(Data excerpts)
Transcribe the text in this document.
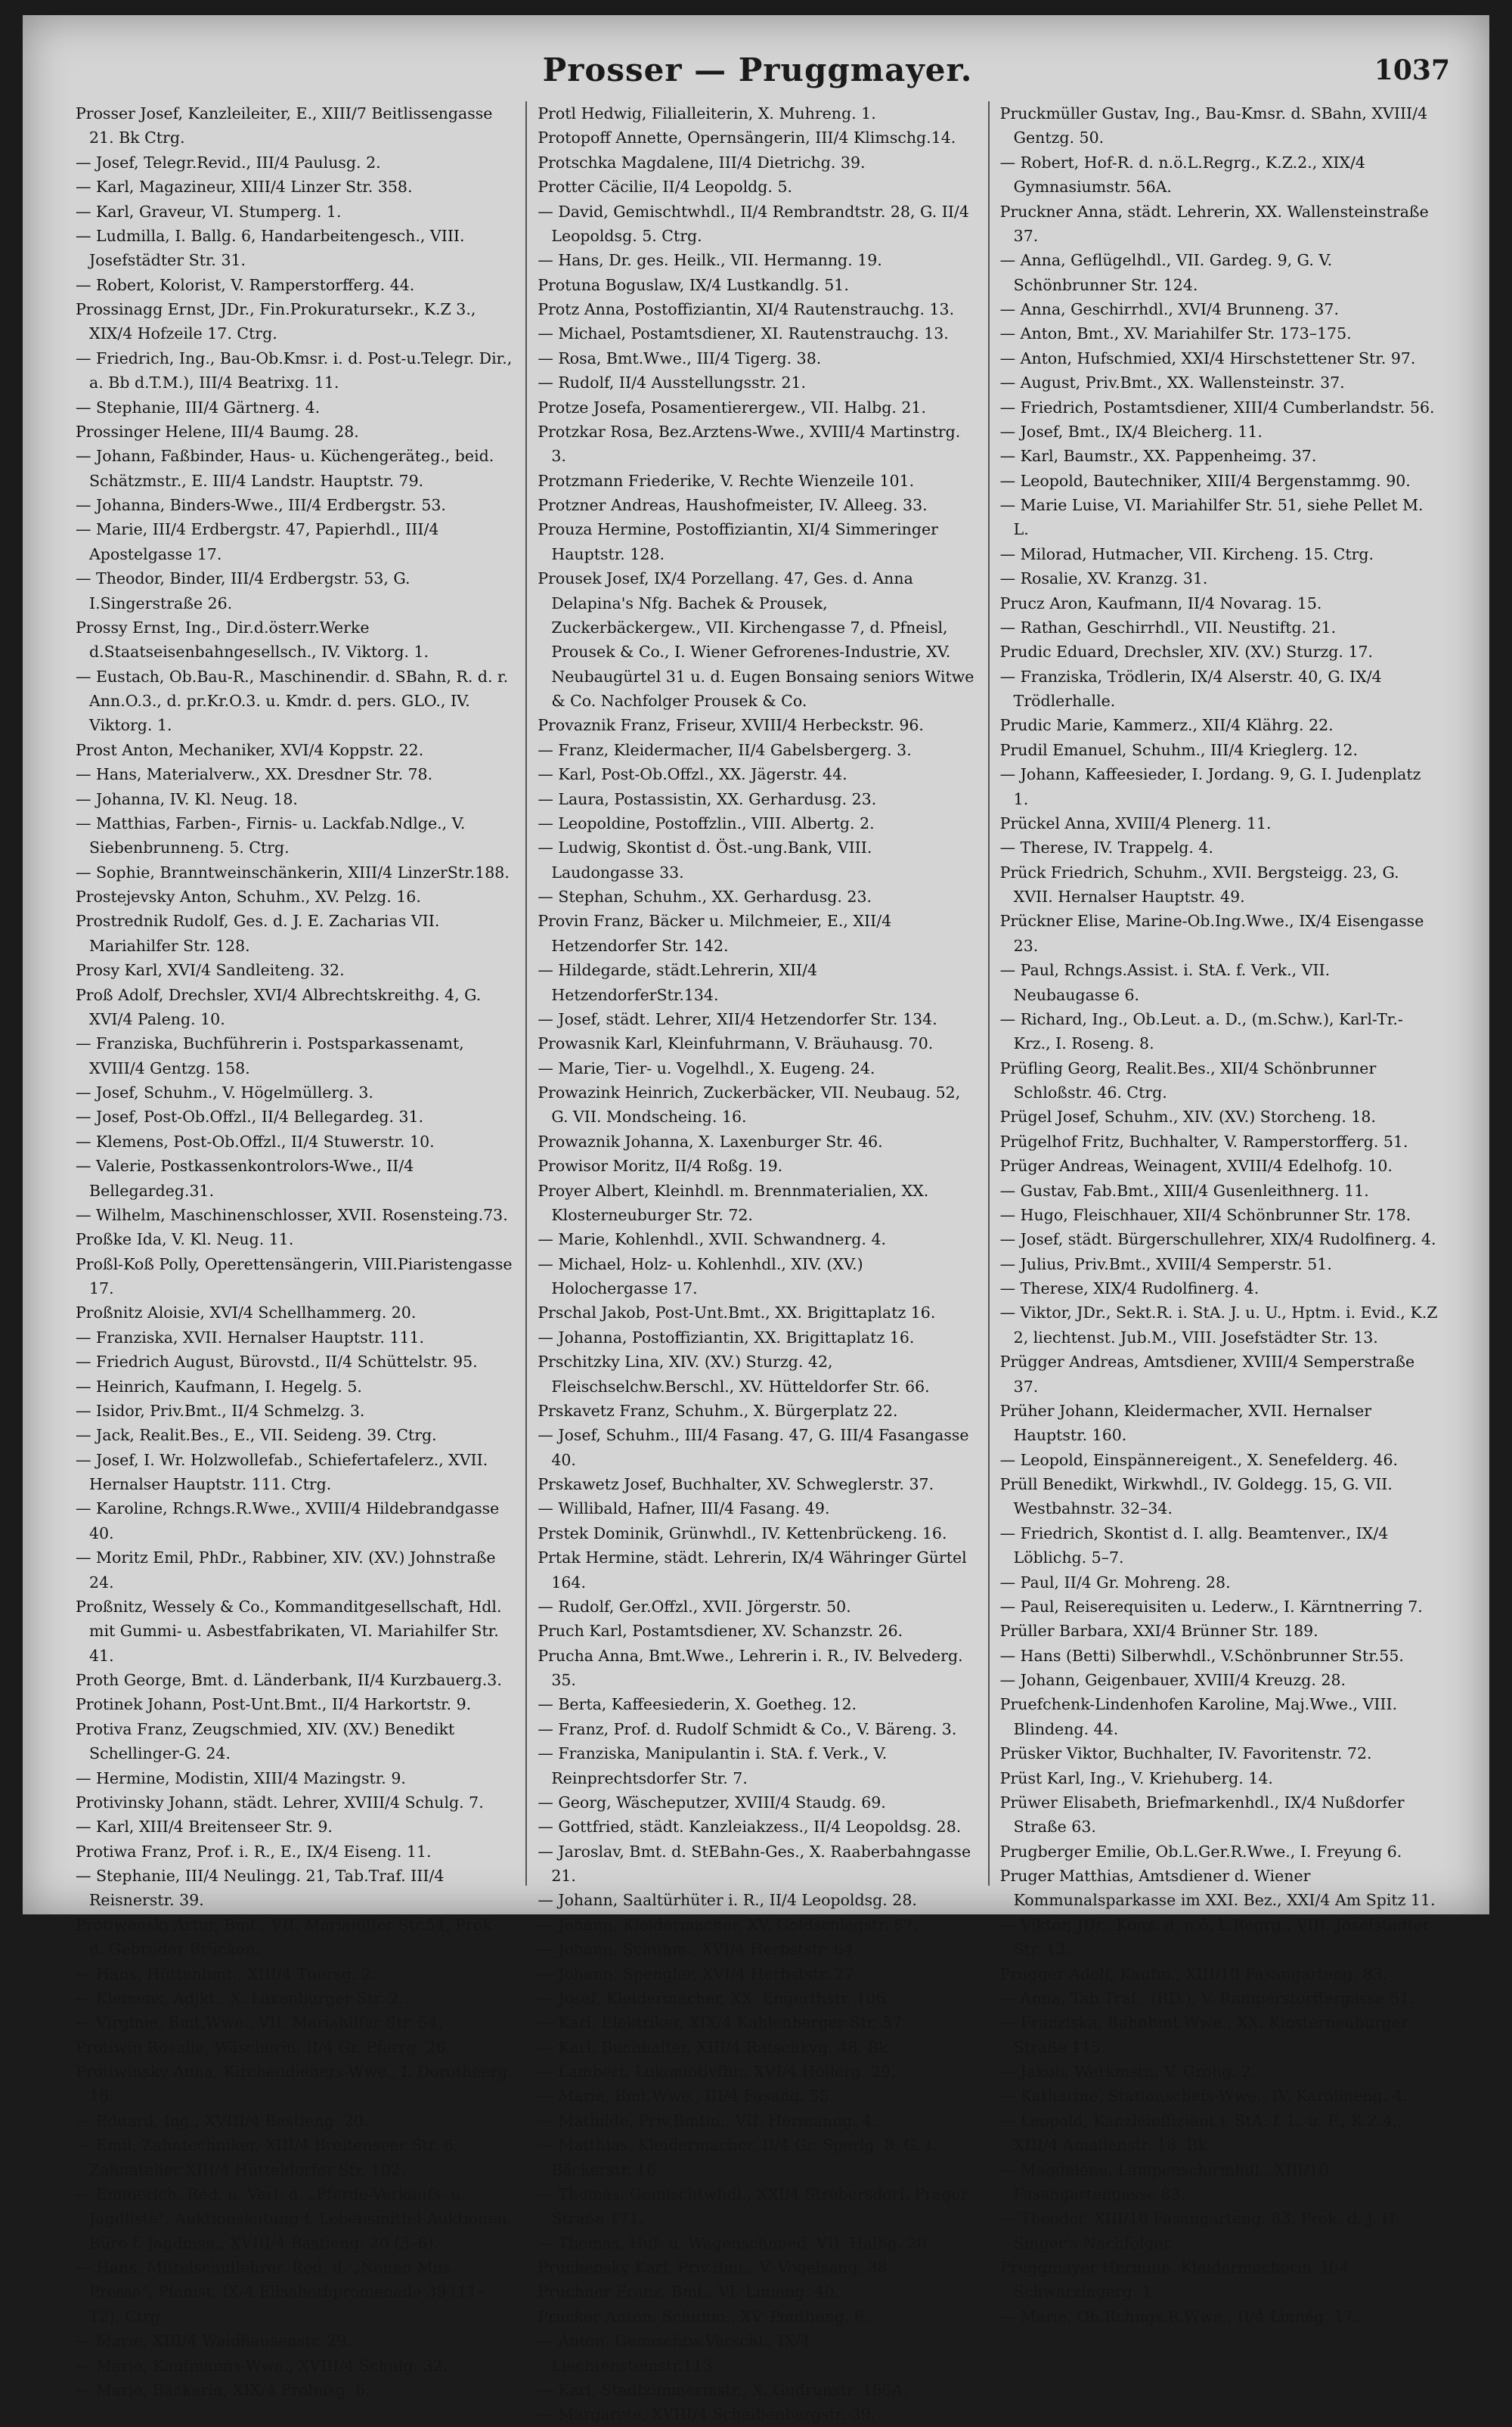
Prosser — Pruggmayer.	1037

Prosser Josef, Kanzleileiter, E., XIII/7 Beitlissengasse 21. Bk Ctrg.

— Josef, Telegr.Revid., III/4 Paulusg. 2.

— Karl, Magazineur, XIII/4 Linzer Str. 358.

— Karl, Graveur, VI. Stumperg. 1.

— Ludmilla, I. Ballg. 6, Handarbeitengesch., VIII. Josefstädter Str. 31.

— Robert, Kolorist, V. Ramperstorfferg. 44.

Prossinagg Ernst, JDr., Fin.Prokuratursekr., K.Z 3., XIX/4 Hofzeile 17. Ctrg.

— Friedrich, Ing., Bau-Ob.Kmsr. i. d. Post-u.Telegr. Dir., a. Bb d.T.M.), III/4 Beatrixg. 11.

— Stephanie, III/4 Gärtnerg. 4.

Prossinger Helene, III/4 Baumg. 28.

— Johann, Faßbinder, Haus- u. Küchengeräteg., beid. Schätzmstr., E. III/4 Landstr. Hauptstr. 79.

— Johanna, Binders-Wwe., III/4 Erdbergstr. 53.

— Marie, III/4 Erdbergstr. 47, Papierhdl., III/4 Apostelgasse 17.

— Theodor, Binder, III/4 Erdbergstr. 53, G. I.Singerstraße 26.

Prossy Ernst, Ing., Dir.d.österr.Werke d.Staatseisenbahngesellsch., IV. Viktorg. 1.

— Eustach, Ob.Bau-R., Maschinendir. d. SBahn, R. d. r. Ann.O.3., d. pr.Kr.O.3. u. Kmdr. d. pers. GLO., IV. Viktorg. 1.

Prost Anton, Mechaniker, XVI/4 Koppstr. 22.

— Hans, Materialverw., XX. Dresdner Str. 78.

— Johanna, IV. Kl. Neug. 18.

— Matthias, Farben-, Firnis- u. Lackfab.Ndlge., V. Siebenbrunneng. 5. Ctrg.

— Sophie, Branntweinschänkerin, XIII/4 LinzerStr.188.

Prostejevsky Anton, Schuhm., XV. Pelzg. 16.

Prostrednik Rudolf, Ges. d. J. E. Zacharias VII. Mariahilfer Str. 128.

Prosy Karl, XVI/4 Sandleiteng. 32.

Proß Adolf, Drechsler, XVI/4 Albrechtskreithg. 4, G. XVI/4 Paleng. 10.

— Franziska, Buchführerin i. Postsparkassenamt, XVIII/4 Gentzg. 158.

— Josef, Schuhm., V. Högelmüllerg. 3.

— Josef, Post-Ob.Offzl., II/4 Bellegardeg. 31.

— Klemens, Post-Ob.Offzl., II/4 Stuwerstr. 10.

— Valerie, Postkassenkontrolors-Wwe., II/4 Bellegardeg.31.

— Wilhelm, Maschinenschlosser, XVII. Rosensteing.73.

Proßke Ida, V. Kl. Neug. 11.

Proßl-Koß Polly, Operettensängerin, VIII.Piaristengasse 17.

Proßnitz Aloisie, XVI/4 Schellhammerg. 20.

— Franziska, XVII. Hernalser Hauptstr. 111.

— Friedrich August, Bürovstd., II/4 Schüttelstr. 95.

— Heinrich, Kaufmann, I. Hegelg. 5.

— Isidor, Priv.Bmt., II/4 Schmelzg. 3.

— Jack, Realit.Bes., E., VII. Seideng. 39. Ctrg.

— Josef, I. Wr. Holzwollefab., Schiefertafelerz., XVII. Hernalser Hauptstr. 111. Ctrg.

— Karoline, Rchngs.R.Wwe., XVIII/4 Hildebrandgasse 40.

— Moritz Emil, PhDr., Rabbiner, XIV. (XV.) Johnstraße 24.

Proßnitz, Wessely & Co., Kommanditgesellschaft, Hdl. mit Gummi- u. Asbestfabrikaten, VI. Mariahilfer Str. 41.

Proth George, Bmt. d. Länderbank, II/4 Kurzbauerg.3.

Protinek Johann, Post-Unt.Bmt., II/4 Harkortstr. 9.

Protiva Franz, Zeugschmied, XIV. (XV.) Benedikt Schellinger-G. 24.

— Hermine, Modistin, XIII/4 Mazingstr. 9.

Protivinsky Johann, städt. Lehrer, XVIII/4 Schulg. 7.

— Karl, XIII/4 Breitenseer Str. 9.

Protiwa Franz, Prof. i. R., E., IX/4 Eiseng. 11.

— Stephanie, III/4 Neulingg. 21, Tab.Traf. III/4 Reisnerstr. 39.

Protiwenski Artur, Bmt., VII. Mariahilfer Str.54, Prok. d. Gebrüder Brücken.

— Hans, Hüttenbmt., XIII/4 Tuersg. 2.

— Klemens, Adjkt., X. Laxenburger Str. 2.

— Virginie, Bmt.Wwe., VII. Mariahilfer Str. 54.

Protiwin Rosalie, Wäscherin, II/4 Gr. Pfarrg. 26.

Protiwinsky Anna, Kirchendieners-Wwe., I. Dorotheerg. 18.

— Eduard, Ing., XVIII/4 Bastieng. 20.

— Emil, Zahntechniker, XIII/4 Breitenseer Str. 6, Zahnatelier XIII/4 Hütteldorfer Str. 102.

— Emmerich, Red. u. Verl. d. „Pferde-Verkaufs- u. Jagdliste", Auktionsleitung f. Lebensmittel-Auktionen, Büro f. Jagdmsn., XVIII/4 Bastieng. 20 (3–6).

— Hans, Mittelschullehrer, Red. d. „Neuen Mus. Presse", Pianist, IX/4 Elisabethpromenade 39 (11–12). Ctrg.

— Marie, XIII/4 Waidhausenstr. 29.

— Marie, Kaufmanns-Wwe., XVIII/4 Schulg. 32.

— Marie, Bäckerin, XIX/4 Probusg. 6.

Protl Hedwig, Filialleiterin, X. Muhreng. 1.

Protopoff Annette, Opernsängerin, III/4 Klimschg.14.

Protschka Magdalene, III/4 Dietrichg. 39.

Protter Cäcilie, II/4 Leopoldg. 5.

— David, Gemischtwhdl., II/4 Rembrandtstr. 28, G. II/4 Leopoldsg. 5. Ctrg.

— Hans, Dr. ges. Heilk., VII. Hermanng. 19.

Protuna Boguslaw, IX/4 Lustkandlg. 51.

Protz Anna, Postoffiziantin, XI/4 Rautenstrauchg. 13.

— Michael, Postamtsdiener, XI. Rautenstrauchg. 13.

— Rosa, Bmt.Wwe., III/4 Tigerg. 38.

— Rudolf, II/4 Ausstellungsstr. 21.

Protze Josefa, Posamentierergew., VII. Halbg. 21.

Protzkar Rosa, Bez.Arztens-Wwe., XVIII/4 Martinstrg. 3.

Protzmann Friederike, V. Rechte Wienzeile 101.

Protzner Andreas, Haushofmeister, IV. Alleeg. 33.

Prouza Hermine, Postoffiziantin, XI/4 Simmeringer Hauptstr. 128.

Prousek Josef, IX/4 Porzellang. 47, Ges. d. Anna Delapina's Nfg. Bachek & Prousek, Zuckerbäckergew., VII. Kirchengasse 7, d. Pfneisl, Prousek & Co., I. Wiener Gefrorenes-Industrie, XV. Neubaugürtel 31 u. d. Eugen Bonsaing seniors Witwe & Co. Nachfolger Prousek & Co.

Provaznik Franz, Friseur, XVIII/4 Herbeckstr. 96.

— Franz, Kleidermacher, II/4 Gabelsbergerg. 3.

— Karl, Post-Ob.Offzl., XX. Jägerstr. 44.

— Laura, Postassistin, XX. Gerhardusg. 23.

— Leopoldine, Postoffzlin., VIII. Albertg. 2.

— Ludwig, Skontist d. Öst.-ung.Bank, VIII. Laudongasse 33.

— Stephan, Schuhm., XX. Gerhardusg. 23.

Provin Franz, Bäcker u. Milchmeier, E., XII/4 Hetzendorfer Str. 142.

— Hildegarde, städt.Lehrerin, XII/4 HetzendorferStr.134.

— Josef, städt. Lehrer, XII/4 Hetzendorfer Str. 134.

Prowasnik Karl, Kleinfuhrmann, V. Bräuhausg. 70.

— Marie, Tier- u. Vogelhdl., X. Eugeng. 24.

Prowazink Heinrich, Zuckerbäcker, VII. Neubaug. 52, G. VII. Mondscheing. 16.

Prowaznik Johanna, X. Laxenburger Str. 46.

Prowisor Moritz, II/4 Roßg. 19.

Proyer Albert, Kleinhdl. m. Brennmaterialien, XX. Klosterneuburger Str. 72.

— Marie, Kohlenhdl., XVII. Schwandnerg. 4.

— Michael, Holz- u. Kohlenhdl., XIV. (XV.) Holochergasse 17.

Prschal Jakob, Post-Unt.Bmt., XX. Brigittaplatz 16.

— Johanna, Postoffiziantin, XX. Brigittaplatz 16.

Prschitzky Lina, XIV. (XV.) Sturzg. 42, Fleischselchw.Berschl., XV. Hütteldorfer Str. 66.

Prskavetz Franz, Schuhm., X. Bürgerplatz 22.

— Josef, Schuhm., III/4 Fasang. 47, G. III/4 Fasangasse 40.

Prskawetz Josef, Buchhalter, XV. Schweglerstr. 37.

— Willibald, Hafner, III/4 Fasang. 49.

Prstek Dominik, Grünwhdl., IV. Kettenbrückeng. 16.

Prtak Hermine, städt. Lehrerin, IX/4 Währinger Gürtel 164.

— Rudolf, Ger.Offzl., XVII. Jörgerstr. 50.

Pruch Karl, Postamtsdiener, XV. Schanzstr. 26.

Prucha Anna, Bmt.Wwe., Lehrerin i. R., IV. Belvederg. 35.

— Berta, Kaffeesiederin, X. Goetheg. 12.

— Franz, Prof. d. Rudolf Schmidt & Co., V. Bäreng. 3.

— Franziska, Manipulantin i. StA. f. Verk., V. Reinprechtsdorfer Str. 7.

— Georg, Wäscheputzer, XVIII/4 Staudg. 69.

— Gottfried, städt. Kanzleiakzess., II/4 Leopoldsg. 28.

— Jaroslav, Bmt. d. StEBahn-Ges., X. Raaberbahngasse 21.

— Johann, Saaltürhüter i. R., II/4 Leopoldsg. 28.

— Johann, Kleidermacher, XV. Goldschlagstr. 67.

— Johann, Schuhm., XVI/4 Herbststr. 64.

— Johann, Spengler, XVI/4 Herbststr. 27.

— Josef, Kleidermacher, XX. Engerthstr. 106.

— Karl, Elektriker, XIX/4 Kahlenberger Str. 57.

— Karl, Buchhalter, XIII/4 Ratschkyg. 48. Bk

— Lambert, Lokomotivfhr., XVI/4 Hollerg. 29.

— Marie, Bmt.Wwe., III/4 Fasang. 55.

— Mathilde, Priv.Bmtin., VII. Hermanng. 4.

— Matthias, Kleidermacher, II/4 Gr. Sperlg. 8, G. I. Bäckerstr. 16.

— Thomas, Gemischtwhdl., XXI/4 Strebersdorf, Prager Straße 171.

— Thomas, Huf- u. Wagenschmied, VII. Halbg. 20.

Pruchensky Karl, Priv.Bmt., V. Vogelsang. 38.

Pruchner Franz, Bmt., VI. Linieng. 40.

Prucker Anton, Schuhm., XV. Pouthong. 6.

— Anton, Gemischtw.Verschl., IX/4 Liechtensteinstr.113.

— Karl, Stadtzimmermstr., X. Gudrunstr. 166A.

— Margarete, XVIII/4 Scheibenbergstr. 39.

Pruckmüller Gustav, Ing., Bau-Kmsr. d. SBahn, XVIII/4 Gentzg. 50.

— Robert, Hof-R. d. n.ö.L.Regrg., K.Z.2., XIX/4 Gymnasiumstr. 56A.

Pruckner Anna, städt. Lehrerin, XX. Wallensteinstraße 37.

— Anna, Geflügelhdl., VII. Gardeg. 9, G. V. Schönbrunner Str. 124.

— Anna, Geschirrhdl., XVI/4 Brunneng. 37.

— Anton, Bmt., XV. Mariahilfer Str. 173–175.

— Anton, Hufschmied, XXI/4 Hirschstettener Str. 97.

— August, Priv.Bmt., XX. Wallensteinstr. 37.

— Friedrich, Postamtsdiener, XIII/4 Cumberlandstr. 56.

— Josef, Bmt., IX/4 Bleicherg. 11.

— Karl, Baumstr., XX. Pappenheimg. 37.

— Leopold, Bautechniker, XIII/4 Bergenstammg. 90.

— Marie Luise, VI. Mariahilfer Str. 51, siehe Pellet M. L.

— Milorad, Hutmacher, VII. Kircheng. 15. Ctrg.

— Rosalie, XV. Kranzg. 31.

Prucz Aron, Kaufmann, II/4 Novarag. 15.

— Rathan, Geschirrhdl., VII. Neustiftg. 21.

Prudic Eduard, Drechsler, XIV. (XV.) Sturzg. 17.

— Franziska, Trödlerin, IX/4 Alserstr. 40, G. IX/4 Trödlerhalle.

Prudic Marie, Kammerz., XII/4 Klährg. 22.

Prudil Emanuel, Schuhm., III/4 Krieglerg. 12.

— Johann, Kaffeesieder, I. Jordang. 9, G. I. Judenplatz 1.

Prückel Anna, XVIII/4 Plenerg. 11.

— Therese, IV. Trappelg. 4.

Prück Friedrich, Schuhm., XVII. Bergsteigg. 23, G. XVII. Hernalser Hauptstr. 49.

Prückner Elise, Marine-Ob.Ing.Wwe., IX/4 Eisengasse 23.

— Paul, Rchngs.Assist. i. StA. f. Verk., VII. Neubaugasse 6.

— Richard, Ing., Ob.Leut. a. D., (m.Schw.), Karl-Tr.-Krz., I. Roseng. 8.

Prüfling Georg, Realit.Bes., XII/4 Schönbrunner Schloßstr. 46. Ctrg.

Prügel Josef, Schuhm., XIV. (XV.) Storcheng. 18.

Prügelhof Fritz, Buchhalter, V. Ramperstorfferg. 51.

Prüger Andreas, Weinagent, XVIII/4 Edelhofg. 10.

— Gustav, Fab.Bmt., XIII/4 Gusenleithnerg. 11.

— Hugo, Fleischhauer, XII/4 Schönbrunner Str. 178.

— Josef, städt. Bürgerschullehrer, XIX/4 Rudolfinerg. 4.

— Julius, Priv.Bmt., XVIII/4 Semperstr. 51.

— Therese, XIX/4 Rudolfinerg. 4.

— Viktor, JDr., Sekt.R. i. StA. J. u. U., Hptm. i. Evid., K.Z 2, liechtenst. Jub.M., VIII. Josefstädter Str. 13.

Prügger Andreas, Amtsdiener, XVIII/4 Semperstraße 37.

Prüher Johann, Kleidermacher, XVII. Hernalser Hauptstr. 160.

— Leopold, Einspännereigent., X. Senefelderg. 46.

Prüll Benedikt, Wirkwhdl., IV. Goldegg. 15, G. VII. Westbahnstr. 32–34.

— Friedrich, Skontist d. I. allg. Beamtenver., IX/4 Löblichg. 5–7.

— Paul, II/4 Gr. Mohreng. 28.

— Paul, Reiserequisiten u. Lederw., I. Kärntnerring 7.

Prüller Barbara, XXI/4 Brünner Str. 189.

— Hans (Betti) Silberwhdl., V.Schönbrunner Str.55.

— Johann, Geigenbauer, XVIII/4 Kreuzg. 28.

Pruefchenk-Lindenhofen Karoline, Maj.Wwe., VIII. Blindeng. 44.

Prüsker Viktor, Buchhalter, IV. Favoritenstr. 72.

Prüst Karl, Ing., V. Kriehuberg. 14.

Prüwer Elisabeth, Briefmarkenhdl., IX/4 Nußdorfer Straße 63.

Prugberger Emilie, Ob.L.Ger.R.Wwe., I. Freyung 6.

Pruger Matthias, Amtsdiener d. Wiener Kommunalsparkasse im XXI. Bez., XXI/4 Am Spitz 11.

— Viktor, JDr., Konz. d. n.ö. L.Regrg., VIII. Josefstädter Str. 13.

Prugger Adolf, Kaufm., XIII/10 Fasangarteng. 83.

— Anna, Tab.Traf., (RD.), V. Ramperstorffergasse 51.

— Franziska, Bahnbmt.Wwe., XX. Klosterneuburger Straße 115.

— Jakob, Werkmstr., V. Grohg. 2.

— Katharine, Stationschefs-Wwe., IV. Karolineng. 4.

— Leopold, Kanzleioffiziant i. StA. f. L. u. F., K.Z.4., XIII/4 Amalienstr. 18. Bk

— Magdalene, Lampenschirmhdl., XIII/10 Fasangartengasse 83.

— Theodor, XIII/10 Fasangarteng. 83, Prok. d. J. H. Singer's Nachfolger.

Pruggmayer Hermine, Kleidermacherin, II/4 Schwarzingerg. 1.

— Marie, Ob.Rchngs.R.Wwe., II/4 Linnég. 17.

**Challenge:** In the entries above, find each line with the string "Hütteldorfer" and copy it.

**Solution to this task:**
— Emil, Zahntechniker, XIII/4 Breitenseer Str. 6, Zahnatelier XIII/4 Hütteldorfer Str. 102.
Prschitzky Lina, XIV. (XV.) Sturzg. 42, Fleischselchw.Berschl., XV. Hütteldorfer Str. 66.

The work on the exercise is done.